● Job: Pictures appear in the records below; write out everything else exactly.
===== Excerpted data =====
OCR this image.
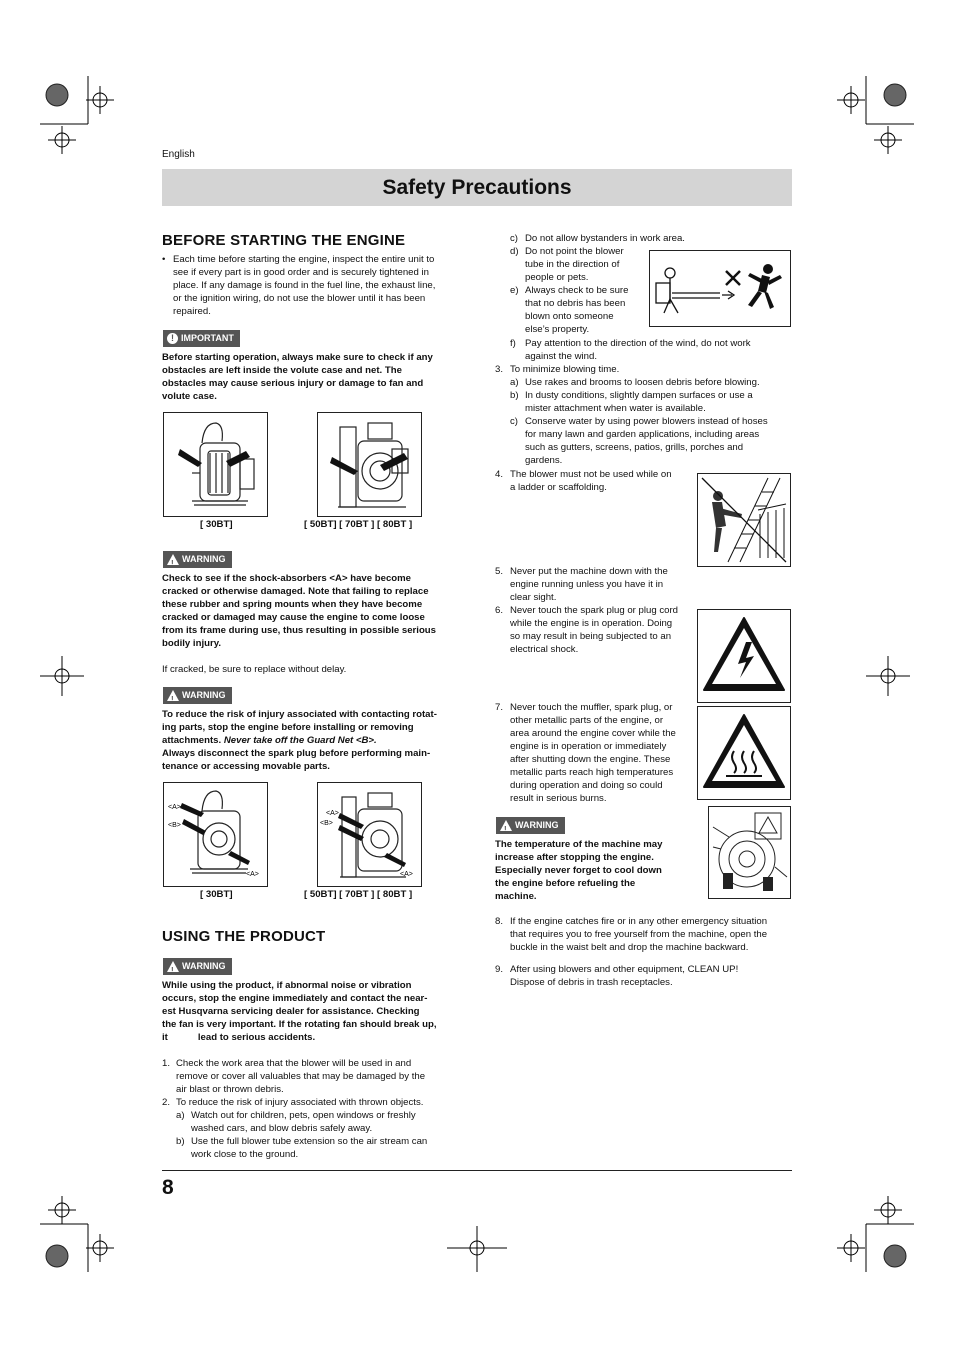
English
Safety Precautions
BEFORE STARTING THE ENGINE
• Each time before starting the engine, inspect the entire unit to
see if every part is in good order and is securely tightened in
place. If any damage is found in the fuel line, the exhaust line,
or the ignition wiring, do not use the blower until it has been
repaired.
! IMPORTANT
Before starting operation, always make sure to check if any
obstacles are left inside the volute case and net. The
obstacles may cause serious injury or damage to fan and
volute case.
[ 30BT]	[ 50BT] [ 70BT ] [ 80BT ]
!
WARNING
Check to see if the shock-absorbers <A> have become
cracked or otherwise damaged. Note that failing to replace
these rubber and spring mounts when they have become
cracked or damaged may cause the engine to come loose
from its frame during use, thus resulting in possible serious
bodily injury.
If cracked, be sure to replace without delay.
!
WARNING
To reduce the risk of injury associated with contacting rotat-
ing parts, stop the engine before installing or removing
attachments. Never take off the Guard Net <B>.
Always disconnect the spark plug before performing main-
tenance or accessing movable parts.
<A>
<B>
<A>
<A>
<B>
<A>
[ 30BT]	[ 50BT] [ 70BT ] [ 80BT ]
USING THE PRODUCT
!
WARNING
While using the product, if abnormal noise or vibration
occurs, stop the engine immediately and contact the near-
est Husqvarna servicing dealer for assistance. Checking
the fan is very important. If the rotating fan should break up,
it	lead to serious accidents.
1. Check the work area that the blower will be used in and
remove or cover all valuables that may be damaged by the
air blast or thrown debris.
2. To reduce the risk of injury associated with thrown objects.
a) Watch out for children, pets, open windows or freshly
washed cars, and blow debris safely away.
b) Use the full blower tube extension so the air stream can
work close to the ground.
c) Do not allow bystanders in work area.
d) Do not point the blower
tube in the direction of
people or pets.
e) Always check to be sure
that no debris has been
blown onto someone
else’s property.
f) Pay attention to the direction of the wind, do not work
against the wind.
3. To minimize blowing time.
a) Use rakes and brooms to loosen debris before blowing.
b) In dusty conditions, slightly dampen surfaces or use a
mister attachment when water is available.
c) Conserve water by using power blowers instead of hoses
for many lawn and garden applications, including areas
such as gutters, screens, patios, grills, porches and
gardens.
4. The blower must not be used while on
a ladder or scaffolding.
5. Never put the machine down with the
engine running unless you have it in
clear sight.
6. Never touch the spark plug or plug cord
while the engine is in operation. Doing
so may result in being subjected to an
electrical shock.
7. Never touch the muffler, spark plug, or
other metallic parts of the engine, or
area around the engine cover while the
engine is in operation or immediately
after shutting down the engine. These
metallic parts reach high temperatures
during operation and doing so could
result in serious burns.
!
WARNING
The temperature of the machine may
increase after stopping the engine.
Especially never forget to cool down
the engine before refueling the
machine.
8. If the engine catches fire or in any other emergency situation
that requires you to free yourself from the machine, open the
buckle in the waist belt and drop the machine backward.
9. After using blowers and other equipment, CLEAN UP!
Dispose of debris in trash receptacles.
8
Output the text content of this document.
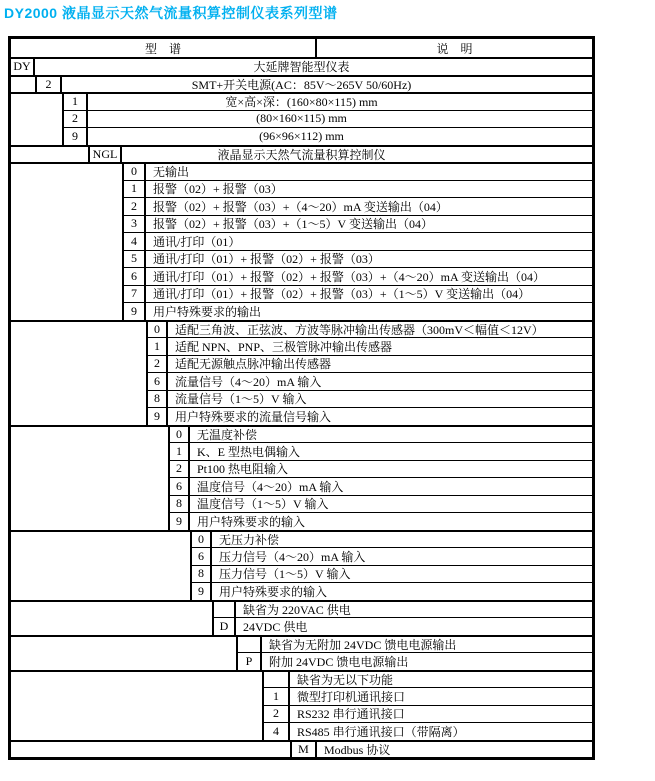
DY2000 液晶显示天然气流量积算控制仪表系列型谱
型　谱	说　明
DY	大延牌智能型仪表
2	SMT+开关电源(AC：85V～265V 50/60Hz)
1	宽×高×深：(160×80×115) mm
2	(80×160×115) mm
9	(96×96×112) mm
NGL	液晶显示天然气流量积算控制仪
0	无输出
1	报警（02）+ 报警（03）
2	报警（02）+ 报警（03）+（4～20）mA 变送输出（04）
3	报警（02）+ 报警（03）+（1～5）V 变送输出（04）
4	通讯/打印（01）
5	通讯/打印（01）+ 报警（02）+ 报警（03）
6	通讯/打印（01）+ 报警（02）+ 报警（03）+（4～20）mA 变送输出（04）
7	通讯/打印（01）+ 报警（02）+ 报警（03）+（1～5）V 变送输出（04）
9	用户特殊要求的输出
0	适配三角波、正弦波、方波等脉冲输出传感器（300mV＜幅值＜12V）
1	适配 NPN、PNP、三极管脉冲输出传感器
2	适配无源触点脉冲输出传感器
6	流量信号（4～20）mA 输入
8	流量信号（1～5）V 输入
9	用户特殊要求的流量信号输入
0	无温度补偿
1	K、E 型热电偶输入
2	Pt100 热电阻输入
6	温度信号（4～20）mA 输入
8	温度信号（1～5）V 输入
9	用户特殊要求的输入
0	无压力补偿
6	压力信号（4～20）mA 输入
8	压力信号（1～5）V 输入
9	用户特殊要求的输入
缺省为 220VAC 供电
D	24VDC 供电
缺省为无附加 24VDC 馈电电源输出
P	附加 24VDC 馈电电源输出
缺省为无以下功能
1	微型打印机通讯接口
2	RS232 串行通讯接口
4	RS485 串行通讯接口（带隔离）
M	Modbus 协议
=====
● Solution:
OCR this image.
English
Safety Precautions
BEFORE STARTING THE ENGINE
• Each time before starting the engine, inspect the entire unit to
see if every part is in good order and is securely tightened in
place. If any damage is found in the fuel line, the exhaust line,
or the ignition wiring, do not use the blower until it has been
repaired.
! IMPORTANT
Before starting operation, always make sure to check if any
obstacles are left inside the volute case and net. The
obstacles may cause serious injury or damage to fan and
volute case.
[ 30BT]	[ 50BT] [ 70BT ] [ 80BT ]
!
WARNING
Check to see if the shock-absorbers <A> have become
cracked or otherwise damaged. Note that failing to replace
these rubber and spring mounts when they have become
cracked or damaged may cause the engine to come loose
from its frame during use, thus resulting in possible serious
bodily injury.
If cracked, be sure to replace without delay.
!
WARNING
To reduce the risk of injury associated with contacting rotat-
ing parts, stop the engine before installing or removing
attachments. Never take off the Guard Net <B>.
Always disconnect the spark plug before performing main-
tenance or accessing movable parts.
<A>
<B>
<A>
<A>
<B>
<A>
[ 30BT]	[ 50BT] [ 70BT ] [ 80BT ]
USING THE PRODUCT
!
WARNING
While using the product, if abnormal noise or vibration
occurs, stop the engine immediately and contact the near-
est Husqvarna servicing dealer for assistance. Checking
the fan is very important. If the rotating fan should break up,
it	lead to serious accidents.
1. Check the work area that the blower will be used in and
remove or cover all valuables that may be damaged by the
air blast or thrown debris.
2. To reduce the risk of injury associated with thrown objects.
a) Watch out for children, pets, open windows or freshly
washed cars, and blow debris safely away.
b) Use the full blower tube extension so the air stream can
work close to the ground.
c) Do not allow bystanders in work area.
d) Do not point the blower
tube in the direction of
people or pets.
e) Always check to be sure
that no debris has been
blown onto someone
else’s property.
f) Pay attention to the direction of the wind, do not work
against the wind.
3. To minimize blowing time.
a) Use rakes and brooms to loosen debris before blowing.
b) In dusty conditions, slightly dampen surfaces or use a
mister attachment when water is available.
c) Conserve water by using power blowers instead of hoses
for many lawn and garden applications, including areas
such as gutters, screens, patios, grills, porches and
gardens.
4. The blower must not be used while on
a ladder or scaffolding.
5. Never put the machine down with the
engine running unless you have it in
clear sight.
6. Never touch the spark plug or plug cord
while the engine is in operation. Doing
so may result in being subjected to an
electrical shock.
7. Never touch the muffler, spark plug, or
other metallic parts of the engine, or
area around the engine cover while the
engine is in operation or immediately
after shutting down the engine. These
metallic parts reach high temperatures
during operation and doing so could
result in serious burns.
!
WARNING
The temperature of the machine may
increase after stopping the engine.
Especially never forget to cool down
the engine before refueling the
machine.
8. If the engine catches fire or in any other emergency situation
that requires you to free yourself from the machine, open the
buckle in the waist belt and drop the machine backward.
9. After using blowers and other equipment, CLEAN UP!
Dispose of debris in trash receptacles.
8
Output the text content of this document.
DY2000 液晶显示天然气流量积算控制仪表系列型谱
型　谱	说　明
DY	大延牌智能型仪表
2	SMT+开关电源(AC：85V～265V 50/60Hz)
1	宽×高×深：(160×80×115) mm
2	(80×160×115) mm
9	(96×96×112) mm
NGL	液晶显示天然气流量积算控制仪
0	无输出
1	报警（02）+ 报警（03）
2	报警（02）+ 报警（03）+（4～20）mA 变送输出（04）
3	报警（02）+ 报警（03）+（1～5）V 变送输出（04）
4	通讯/打印（01）
5	通讯/打印（01）+ 报警（02）+ 报警（03）
6	通讯/打印（01）+ 报警（02）+ 报警（03）+（4～20）mA 变送输出（04）
7	通讯/打印（01）+ 报警（02）+ 报警（03）+（1～5）V 变送输出（04）
9	用户特殊要求的输出
0	适配三角波、正弦波、方波等脉冲输出传感器（300mV＜幅值＜12V）
1	适配 NPN、PNP、三极管脉冲输出传感器
2	适配无源触点脉冲输出传感器
6	流量信号（4～20）mA 输入
8	流量信号（1～5）V 输入
9	用户特殊要求的流量信号输入
0	无温度补偿
1	K、E 型热电偶输入
2	Pt100 热电阻输入
6	温度信号（4～20）mA 输入
8	温度信号（1～5）V 输入
9	用户特殊要求的输入
0	无压力补偿
6	压力信号（4～20）mA 输入
8	压力信号（1～5）V 输入
9	用户特殊要求的输入
缺省为 220VAC 供电
D	24VDC 供电
缺省为无附加 24VDC 馈电电源输出
P	附加 24VDC 馈电电源输出
缺省为无以下功能
1	微型打印机通讯接口
2	RS232 串行通讯接口
4	RS485 串行通讯接口（带隔离）
M	Modbus 协议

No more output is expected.